Find the line that contains "Serialize everything readable". Then set down that line and all the lines after it, to the end of the records, exactly and with nothing added.

══ Supplied data ══

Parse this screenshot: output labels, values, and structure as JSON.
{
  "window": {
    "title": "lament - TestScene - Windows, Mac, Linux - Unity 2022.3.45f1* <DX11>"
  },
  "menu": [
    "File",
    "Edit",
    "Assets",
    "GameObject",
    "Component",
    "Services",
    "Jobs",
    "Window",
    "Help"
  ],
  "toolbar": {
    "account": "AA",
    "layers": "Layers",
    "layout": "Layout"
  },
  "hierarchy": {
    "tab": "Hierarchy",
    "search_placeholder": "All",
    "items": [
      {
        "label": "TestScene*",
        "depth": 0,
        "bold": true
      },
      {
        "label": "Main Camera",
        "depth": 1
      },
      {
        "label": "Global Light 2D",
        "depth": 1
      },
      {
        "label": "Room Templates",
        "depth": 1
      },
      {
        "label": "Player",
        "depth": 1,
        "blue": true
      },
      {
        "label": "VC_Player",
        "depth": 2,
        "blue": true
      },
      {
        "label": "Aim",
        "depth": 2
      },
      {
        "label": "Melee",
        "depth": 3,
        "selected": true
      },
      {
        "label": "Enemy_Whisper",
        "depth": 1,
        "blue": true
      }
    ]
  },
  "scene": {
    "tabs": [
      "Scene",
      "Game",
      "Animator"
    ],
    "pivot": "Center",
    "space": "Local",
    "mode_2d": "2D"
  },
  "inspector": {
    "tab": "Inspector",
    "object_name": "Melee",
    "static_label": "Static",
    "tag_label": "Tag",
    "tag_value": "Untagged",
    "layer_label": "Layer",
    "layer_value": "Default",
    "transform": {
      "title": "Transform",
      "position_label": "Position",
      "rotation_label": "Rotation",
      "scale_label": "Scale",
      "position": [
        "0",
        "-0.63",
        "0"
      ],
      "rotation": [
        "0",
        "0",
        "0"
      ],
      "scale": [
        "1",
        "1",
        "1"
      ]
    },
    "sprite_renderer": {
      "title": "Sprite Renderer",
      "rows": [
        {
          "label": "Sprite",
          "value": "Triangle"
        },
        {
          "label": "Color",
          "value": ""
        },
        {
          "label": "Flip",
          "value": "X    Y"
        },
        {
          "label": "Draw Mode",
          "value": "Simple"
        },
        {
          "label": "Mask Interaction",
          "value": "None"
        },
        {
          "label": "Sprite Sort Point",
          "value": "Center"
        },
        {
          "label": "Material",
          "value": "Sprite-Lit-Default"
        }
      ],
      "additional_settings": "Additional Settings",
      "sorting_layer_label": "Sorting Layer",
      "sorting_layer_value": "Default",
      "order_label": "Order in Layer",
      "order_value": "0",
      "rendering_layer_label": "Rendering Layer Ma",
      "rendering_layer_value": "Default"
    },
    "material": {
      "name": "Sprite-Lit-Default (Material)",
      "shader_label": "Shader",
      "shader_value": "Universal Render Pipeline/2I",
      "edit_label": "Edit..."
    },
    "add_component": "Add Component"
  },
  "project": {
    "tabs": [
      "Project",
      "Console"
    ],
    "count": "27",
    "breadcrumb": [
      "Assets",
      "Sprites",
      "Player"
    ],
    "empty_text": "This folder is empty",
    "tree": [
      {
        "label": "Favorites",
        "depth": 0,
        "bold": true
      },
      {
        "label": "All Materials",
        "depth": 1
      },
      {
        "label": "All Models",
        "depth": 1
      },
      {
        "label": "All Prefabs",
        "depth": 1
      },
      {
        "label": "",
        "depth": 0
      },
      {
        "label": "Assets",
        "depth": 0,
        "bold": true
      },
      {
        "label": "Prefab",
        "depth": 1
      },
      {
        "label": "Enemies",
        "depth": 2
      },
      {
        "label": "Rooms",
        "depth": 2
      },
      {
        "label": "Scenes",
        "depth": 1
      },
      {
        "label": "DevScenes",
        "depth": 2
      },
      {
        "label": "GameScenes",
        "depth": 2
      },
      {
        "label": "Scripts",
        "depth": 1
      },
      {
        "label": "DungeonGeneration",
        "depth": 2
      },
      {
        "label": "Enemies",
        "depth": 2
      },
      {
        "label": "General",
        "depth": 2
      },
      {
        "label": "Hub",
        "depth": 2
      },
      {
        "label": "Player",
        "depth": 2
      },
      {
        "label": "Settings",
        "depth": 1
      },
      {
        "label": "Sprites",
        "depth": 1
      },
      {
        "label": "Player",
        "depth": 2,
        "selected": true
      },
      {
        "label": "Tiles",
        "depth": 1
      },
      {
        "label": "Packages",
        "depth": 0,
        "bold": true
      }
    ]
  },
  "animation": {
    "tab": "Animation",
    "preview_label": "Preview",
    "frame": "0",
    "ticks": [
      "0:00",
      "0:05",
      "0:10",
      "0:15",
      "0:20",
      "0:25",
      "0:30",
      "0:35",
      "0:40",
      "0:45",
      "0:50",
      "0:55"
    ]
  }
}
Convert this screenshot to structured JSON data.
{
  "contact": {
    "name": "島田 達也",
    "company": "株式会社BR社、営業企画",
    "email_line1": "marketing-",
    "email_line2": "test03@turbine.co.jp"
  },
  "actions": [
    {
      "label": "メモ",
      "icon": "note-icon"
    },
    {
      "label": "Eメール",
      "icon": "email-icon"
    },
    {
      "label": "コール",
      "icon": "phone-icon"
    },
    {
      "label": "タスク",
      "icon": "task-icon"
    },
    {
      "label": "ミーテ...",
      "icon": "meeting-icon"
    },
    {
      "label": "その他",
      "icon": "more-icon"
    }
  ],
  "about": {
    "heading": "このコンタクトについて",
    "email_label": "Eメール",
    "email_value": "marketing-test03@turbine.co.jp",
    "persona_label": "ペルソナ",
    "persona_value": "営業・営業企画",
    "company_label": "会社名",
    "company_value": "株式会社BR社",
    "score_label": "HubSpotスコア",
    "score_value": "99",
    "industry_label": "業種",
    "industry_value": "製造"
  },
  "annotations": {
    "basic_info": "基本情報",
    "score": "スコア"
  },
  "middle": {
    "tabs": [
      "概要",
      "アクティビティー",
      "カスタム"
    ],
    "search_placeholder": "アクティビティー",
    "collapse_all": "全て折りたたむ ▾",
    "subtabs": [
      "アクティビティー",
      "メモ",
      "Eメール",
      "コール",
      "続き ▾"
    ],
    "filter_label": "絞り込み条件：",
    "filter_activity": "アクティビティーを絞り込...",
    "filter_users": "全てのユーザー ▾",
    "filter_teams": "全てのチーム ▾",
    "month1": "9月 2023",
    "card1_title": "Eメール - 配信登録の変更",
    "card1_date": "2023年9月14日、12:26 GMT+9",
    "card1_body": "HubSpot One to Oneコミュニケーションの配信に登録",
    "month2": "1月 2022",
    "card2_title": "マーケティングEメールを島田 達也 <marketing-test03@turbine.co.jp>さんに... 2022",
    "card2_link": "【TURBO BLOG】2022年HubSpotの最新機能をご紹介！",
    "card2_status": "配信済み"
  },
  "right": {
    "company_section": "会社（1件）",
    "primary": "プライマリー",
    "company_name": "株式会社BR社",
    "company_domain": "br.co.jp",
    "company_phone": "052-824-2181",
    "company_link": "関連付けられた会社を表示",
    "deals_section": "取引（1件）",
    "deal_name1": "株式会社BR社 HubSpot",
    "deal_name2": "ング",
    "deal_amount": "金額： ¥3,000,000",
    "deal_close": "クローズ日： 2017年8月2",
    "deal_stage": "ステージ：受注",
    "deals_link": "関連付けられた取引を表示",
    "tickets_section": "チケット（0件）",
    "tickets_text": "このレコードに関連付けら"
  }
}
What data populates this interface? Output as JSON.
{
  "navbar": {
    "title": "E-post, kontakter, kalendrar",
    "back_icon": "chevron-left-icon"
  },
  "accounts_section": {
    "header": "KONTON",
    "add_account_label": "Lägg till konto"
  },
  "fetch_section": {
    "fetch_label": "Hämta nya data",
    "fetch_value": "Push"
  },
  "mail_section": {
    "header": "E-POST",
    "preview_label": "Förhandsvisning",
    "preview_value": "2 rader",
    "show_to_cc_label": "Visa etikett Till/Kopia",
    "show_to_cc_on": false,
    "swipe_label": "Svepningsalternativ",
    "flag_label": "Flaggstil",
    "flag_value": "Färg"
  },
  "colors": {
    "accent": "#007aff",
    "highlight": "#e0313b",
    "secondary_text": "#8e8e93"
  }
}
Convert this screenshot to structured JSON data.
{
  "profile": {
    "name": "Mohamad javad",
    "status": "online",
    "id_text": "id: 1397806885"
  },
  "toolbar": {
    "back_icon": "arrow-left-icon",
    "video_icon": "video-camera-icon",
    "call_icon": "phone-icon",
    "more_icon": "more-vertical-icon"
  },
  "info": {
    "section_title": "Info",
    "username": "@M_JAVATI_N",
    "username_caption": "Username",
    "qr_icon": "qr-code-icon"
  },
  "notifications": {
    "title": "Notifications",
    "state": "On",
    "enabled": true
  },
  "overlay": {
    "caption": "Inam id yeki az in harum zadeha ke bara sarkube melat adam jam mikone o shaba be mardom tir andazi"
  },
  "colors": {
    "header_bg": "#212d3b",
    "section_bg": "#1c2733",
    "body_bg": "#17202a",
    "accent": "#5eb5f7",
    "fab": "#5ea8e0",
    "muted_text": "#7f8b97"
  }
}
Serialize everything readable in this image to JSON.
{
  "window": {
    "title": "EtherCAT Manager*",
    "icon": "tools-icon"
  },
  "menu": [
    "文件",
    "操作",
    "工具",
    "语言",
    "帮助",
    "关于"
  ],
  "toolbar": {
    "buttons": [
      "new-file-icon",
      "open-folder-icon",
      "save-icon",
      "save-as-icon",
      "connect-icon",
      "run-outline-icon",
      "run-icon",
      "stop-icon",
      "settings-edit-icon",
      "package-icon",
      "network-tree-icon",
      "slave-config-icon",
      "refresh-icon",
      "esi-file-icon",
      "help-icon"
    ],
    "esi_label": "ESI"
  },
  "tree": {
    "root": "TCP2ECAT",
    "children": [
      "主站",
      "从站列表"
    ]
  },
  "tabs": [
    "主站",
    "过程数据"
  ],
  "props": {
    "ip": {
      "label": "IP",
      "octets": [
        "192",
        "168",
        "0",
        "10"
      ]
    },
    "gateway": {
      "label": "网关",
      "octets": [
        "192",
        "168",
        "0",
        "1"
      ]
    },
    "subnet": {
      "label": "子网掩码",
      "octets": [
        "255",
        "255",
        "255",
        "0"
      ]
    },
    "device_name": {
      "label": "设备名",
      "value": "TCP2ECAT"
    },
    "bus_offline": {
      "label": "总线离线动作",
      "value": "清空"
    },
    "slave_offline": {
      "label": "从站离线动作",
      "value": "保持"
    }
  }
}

═══

__Completed task__.
Serialize everything readable in this image to JSON.
{
  "window": {
    "title": "EtherCAT Manager*",
    "icon": "tools-icon"
  },
  "menu": [
    "文件",
    "操作",
    "工具",
    "语言",
    "帮助",
    "关于"
  ],
  "toolbar": {
    "buttons": [
      "new-file-icon",
      "open-folder-icon",
      "save-icon",
      "save-as-icon",
      "connect-icon",
      "run-outline-icon",
      "run-icon",
      "stop-icon",
      "settings-edit-icon",
      "package-icon",
      "network-tree-icon",
      "slave-config-icon",
      "refresh-icon",
      "esi-file-icon",
      "help-icon"
    ],
    "esi_label": "ESI"
  },
  "tree": {
    "root": "TCP2ECAT",
    "children": [
      "主站",
      "从站列表"
    ]
  },
  "tabs": [
    "主站",
    "过程数据"
  ],
  "props": {
    "ip": {
      "label": "IP",
      "octets": [
        "192",
        "168",
        "0",
        "10"
      ]
    },
    "gateway": {
      "label": "网关",
      "octets": [
        "192",
        "168",
        "0",
        "1"
      ]
    },
    "subnet": {
      "label": "子网掩码",
      "octets": [
        "255",
        "255",
        "255",
        "0"
      ]
    },
    "device_name": {
      "label": "设备名",
      "value": "TCP2ECAT"
    },
    "bus_offline": {
      "label": "总线离线动作",
      "value": "清空"
    },
    "slave_offline": {
      "label": "从站离线动作",
      "value": "保持"
    }
  }
}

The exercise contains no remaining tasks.